EXTRACTED INFORMATION >>
[Begin]
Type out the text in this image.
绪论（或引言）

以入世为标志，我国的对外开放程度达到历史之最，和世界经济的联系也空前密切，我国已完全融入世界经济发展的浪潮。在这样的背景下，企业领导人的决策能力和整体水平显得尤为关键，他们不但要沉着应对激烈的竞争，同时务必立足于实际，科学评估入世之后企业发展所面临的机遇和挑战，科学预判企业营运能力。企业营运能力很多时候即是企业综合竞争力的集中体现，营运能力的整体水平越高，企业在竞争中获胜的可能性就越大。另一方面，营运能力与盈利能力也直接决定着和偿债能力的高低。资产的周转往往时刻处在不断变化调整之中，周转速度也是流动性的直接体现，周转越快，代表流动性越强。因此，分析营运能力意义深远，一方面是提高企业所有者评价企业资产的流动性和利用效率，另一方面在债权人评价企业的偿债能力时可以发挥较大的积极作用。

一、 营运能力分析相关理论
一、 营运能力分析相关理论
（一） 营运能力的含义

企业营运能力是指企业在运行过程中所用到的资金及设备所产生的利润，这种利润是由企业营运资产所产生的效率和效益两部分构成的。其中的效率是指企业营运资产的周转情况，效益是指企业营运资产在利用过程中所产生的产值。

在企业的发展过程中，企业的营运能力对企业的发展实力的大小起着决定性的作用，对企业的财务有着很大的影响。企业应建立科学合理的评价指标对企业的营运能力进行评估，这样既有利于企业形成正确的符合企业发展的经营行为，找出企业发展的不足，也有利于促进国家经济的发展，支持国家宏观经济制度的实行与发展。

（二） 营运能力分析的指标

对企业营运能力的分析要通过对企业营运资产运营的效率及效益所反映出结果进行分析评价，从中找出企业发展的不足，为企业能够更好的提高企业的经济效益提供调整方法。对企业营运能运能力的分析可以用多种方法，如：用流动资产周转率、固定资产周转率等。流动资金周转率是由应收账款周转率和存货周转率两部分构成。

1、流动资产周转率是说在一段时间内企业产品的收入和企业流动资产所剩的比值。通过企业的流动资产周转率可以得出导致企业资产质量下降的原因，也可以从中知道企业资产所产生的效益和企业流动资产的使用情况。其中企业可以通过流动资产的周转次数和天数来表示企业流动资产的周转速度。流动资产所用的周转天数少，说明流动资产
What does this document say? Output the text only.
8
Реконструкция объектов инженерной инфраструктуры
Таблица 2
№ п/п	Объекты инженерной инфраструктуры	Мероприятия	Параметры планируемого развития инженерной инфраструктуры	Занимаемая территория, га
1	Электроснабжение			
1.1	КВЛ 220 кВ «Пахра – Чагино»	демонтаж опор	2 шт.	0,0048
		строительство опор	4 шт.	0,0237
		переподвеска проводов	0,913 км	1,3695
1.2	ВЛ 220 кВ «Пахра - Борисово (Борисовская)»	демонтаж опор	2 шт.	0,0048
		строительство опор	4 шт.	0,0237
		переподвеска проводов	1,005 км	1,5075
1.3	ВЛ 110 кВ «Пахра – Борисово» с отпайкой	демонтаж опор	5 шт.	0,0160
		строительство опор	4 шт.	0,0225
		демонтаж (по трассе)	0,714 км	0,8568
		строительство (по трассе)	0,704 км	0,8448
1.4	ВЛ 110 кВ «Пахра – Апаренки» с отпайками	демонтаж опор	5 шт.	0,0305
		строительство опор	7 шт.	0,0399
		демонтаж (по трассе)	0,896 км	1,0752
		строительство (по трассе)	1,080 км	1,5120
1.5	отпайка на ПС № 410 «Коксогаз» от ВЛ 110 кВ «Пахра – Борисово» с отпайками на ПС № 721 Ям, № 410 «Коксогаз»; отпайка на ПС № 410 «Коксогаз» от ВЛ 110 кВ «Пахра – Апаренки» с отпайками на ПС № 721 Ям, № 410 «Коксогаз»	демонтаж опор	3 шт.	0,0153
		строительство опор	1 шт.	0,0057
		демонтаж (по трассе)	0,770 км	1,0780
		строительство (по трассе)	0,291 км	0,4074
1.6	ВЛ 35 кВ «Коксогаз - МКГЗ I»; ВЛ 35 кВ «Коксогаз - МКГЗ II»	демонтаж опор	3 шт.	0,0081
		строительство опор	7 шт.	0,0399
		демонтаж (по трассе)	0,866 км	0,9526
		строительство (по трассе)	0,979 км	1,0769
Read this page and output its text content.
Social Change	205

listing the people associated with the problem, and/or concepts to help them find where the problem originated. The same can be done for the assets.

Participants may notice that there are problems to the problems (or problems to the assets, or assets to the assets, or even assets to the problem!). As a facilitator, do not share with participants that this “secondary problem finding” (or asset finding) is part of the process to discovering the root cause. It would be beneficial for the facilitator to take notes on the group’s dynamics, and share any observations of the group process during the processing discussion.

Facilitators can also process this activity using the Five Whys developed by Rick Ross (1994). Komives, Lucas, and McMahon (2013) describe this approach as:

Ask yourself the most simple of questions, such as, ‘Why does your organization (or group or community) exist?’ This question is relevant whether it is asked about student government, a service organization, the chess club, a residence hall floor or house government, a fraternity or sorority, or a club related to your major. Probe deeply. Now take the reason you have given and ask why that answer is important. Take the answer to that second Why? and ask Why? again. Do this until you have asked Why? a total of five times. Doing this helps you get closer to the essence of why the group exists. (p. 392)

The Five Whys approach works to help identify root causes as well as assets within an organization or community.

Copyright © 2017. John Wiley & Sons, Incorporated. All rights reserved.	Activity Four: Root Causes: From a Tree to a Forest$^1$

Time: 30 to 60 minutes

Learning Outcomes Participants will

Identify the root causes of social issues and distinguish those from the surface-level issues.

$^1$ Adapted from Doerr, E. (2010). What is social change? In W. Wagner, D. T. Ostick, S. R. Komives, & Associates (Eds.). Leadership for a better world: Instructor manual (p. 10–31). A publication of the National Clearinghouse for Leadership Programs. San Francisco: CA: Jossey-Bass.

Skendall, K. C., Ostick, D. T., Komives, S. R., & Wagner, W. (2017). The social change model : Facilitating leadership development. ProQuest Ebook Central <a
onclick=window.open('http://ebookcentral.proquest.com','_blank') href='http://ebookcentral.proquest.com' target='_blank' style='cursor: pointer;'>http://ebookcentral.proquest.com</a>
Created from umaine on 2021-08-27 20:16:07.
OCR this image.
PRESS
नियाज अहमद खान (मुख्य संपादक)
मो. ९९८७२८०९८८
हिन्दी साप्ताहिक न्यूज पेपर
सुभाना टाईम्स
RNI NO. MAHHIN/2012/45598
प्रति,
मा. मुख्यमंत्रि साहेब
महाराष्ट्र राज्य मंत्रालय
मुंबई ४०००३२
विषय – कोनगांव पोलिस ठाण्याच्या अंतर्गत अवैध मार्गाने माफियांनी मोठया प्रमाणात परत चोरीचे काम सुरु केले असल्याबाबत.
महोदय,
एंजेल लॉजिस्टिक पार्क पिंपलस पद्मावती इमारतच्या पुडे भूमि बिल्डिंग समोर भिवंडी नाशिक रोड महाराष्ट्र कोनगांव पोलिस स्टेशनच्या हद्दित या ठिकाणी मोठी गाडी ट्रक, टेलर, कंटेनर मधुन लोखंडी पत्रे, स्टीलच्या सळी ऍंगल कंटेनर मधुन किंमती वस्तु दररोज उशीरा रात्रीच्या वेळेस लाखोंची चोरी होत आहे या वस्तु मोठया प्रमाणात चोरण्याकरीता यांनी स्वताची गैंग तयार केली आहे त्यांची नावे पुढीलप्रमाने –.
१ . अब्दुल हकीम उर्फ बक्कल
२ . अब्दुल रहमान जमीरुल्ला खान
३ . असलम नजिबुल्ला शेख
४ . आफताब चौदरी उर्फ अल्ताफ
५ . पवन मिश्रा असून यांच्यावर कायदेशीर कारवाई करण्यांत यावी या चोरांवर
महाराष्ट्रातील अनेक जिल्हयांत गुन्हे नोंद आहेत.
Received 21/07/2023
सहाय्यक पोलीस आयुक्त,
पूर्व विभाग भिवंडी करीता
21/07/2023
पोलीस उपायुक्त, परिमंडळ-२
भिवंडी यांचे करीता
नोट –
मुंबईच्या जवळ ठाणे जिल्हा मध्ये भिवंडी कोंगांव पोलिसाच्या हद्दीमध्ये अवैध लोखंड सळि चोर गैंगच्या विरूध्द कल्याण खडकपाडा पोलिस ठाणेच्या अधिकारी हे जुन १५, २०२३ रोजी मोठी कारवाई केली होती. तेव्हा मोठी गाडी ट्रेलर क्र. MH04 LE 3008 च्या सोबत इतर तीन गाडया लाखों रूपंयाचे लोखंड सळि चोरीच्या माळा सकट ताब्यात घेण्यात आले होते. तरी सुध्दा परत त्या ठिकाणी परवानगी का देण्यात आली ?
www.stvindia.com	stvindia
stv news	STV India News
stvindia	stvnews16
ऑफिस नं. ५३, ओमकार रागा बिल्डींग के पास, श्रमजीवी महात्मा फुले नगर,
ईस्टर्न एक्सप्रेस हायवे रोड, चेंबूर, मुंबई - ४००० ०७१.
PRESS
[End]
STATED PROBLEM >>
Beginning with the line that contains "OCR this image.", quote each line exactly through the last line of the entries above, and nothing beyond them.

SOLUTION >>
OCR this image.
PRESS
नियाज अहमद खान (मुख्य संपादक)
मो. ९९८७२८०९८८
हिन्दी साप्ताहिक न्यूज पेपर
सुभाना टाईम्स
RNI NO. MAHHIN/2012/45598
प्रति,
मा. मुख्यमंत्रि साहेब
महाराष्ट्र राज्य मंत्रालय
मुंबई ४०००३२
विषय – कोनगांव पोलिस ठाण्याच्या अंतर्गत अवैध मार्गाने माफियांनी मोठया प्रमाणात परत चोरीचे काम सुरु केले असल्याबाबत.
महोदय,
एंजेल लॉजिस्टिक पार्क पिंपलस पद्मावती इमारतच्या पुडे भूमि बिल्डिंग समोर भिवंडी नाशिक रोड महाराष्ट्र कोनगांव पोलिस स्टेशनच्या हद्दित या ठिकाणी मोठी गाडी ट्रक, टेलर, कंटेनर मधुन लोखंडी पत्रे, स्टीलच्या सळी ऍंगल कंटेनर मधुन किंमती वस्तु दररोज उशीरा रात्रीच्या वेळेस लाखोंची चोरी होत आहे या वस्तु मोठया प्रमाणात चोरण्याकरीता यांनी स्वताची गैंग तयार केली आहे त्यांची नावे पुढीलप्रमाने –.
१ . अब्दुल हकीम उर्फ बक्कल
२ . अब्दुल रहमान जमीरुल्ला खान
३ . असलम नजिबुल्ला शेख
४ . आफताब चौदरी उर्फ अल्ताफ
५ . पवन मिश्रा असून यांच्यावर कायदेशीर कारवाई करण्यांत यावी या चोरांवर
महाराष्ट्रातील अनेक जिल्हयांत गुन्हे नोंद आहेत.
Received 21/07/2023
सहाय्यक पोलीस आयुक्त,
पूर्व विभाग भिवंडी करीता
21/07/2023
पोलीस उपायुक्त, परिमंडळ-२
भिवंडी यांचे करीता
नोट –
मुंबईच्या जवळ ठाणे जिल्हा मध्ये भिवंडी कोंगांव पोलिसाच्या हद्दीमध्ये अवैध लोखंड सळि चोर गैंगच्या विरूध्द कल्याण खडकपाडा पोलिस ठाणेच्या अधिकारी हे जुन १५, २०२३ रोजी मोठी कारवाई केली होती. तेव्हा मोठी गाडी ट्रेलर क्र. MH04 LE 3008 च्या सोबत इतर तीन गाडया लाखों रूपंयाचे लोखंड सळि चोरीच्या माळा सकट ताब्यात घेण्यात आले होते. तरी सुध्दा परत त्या ठिकाणी परवानगी का देण्यात आली ?
www.stvindia.com	stvindia
stv news	STV India News
stvindia	stvnews16
ऑफिस नं. ५३, ओमकार रागा बिल्डींग के पास, श्रमजीवी महात्मा फुले नगर,
ईस्टर्न एक्सप्रेस हायवे रोड, चेंबूर, मुंबई - ४००० ०७१.
PRESS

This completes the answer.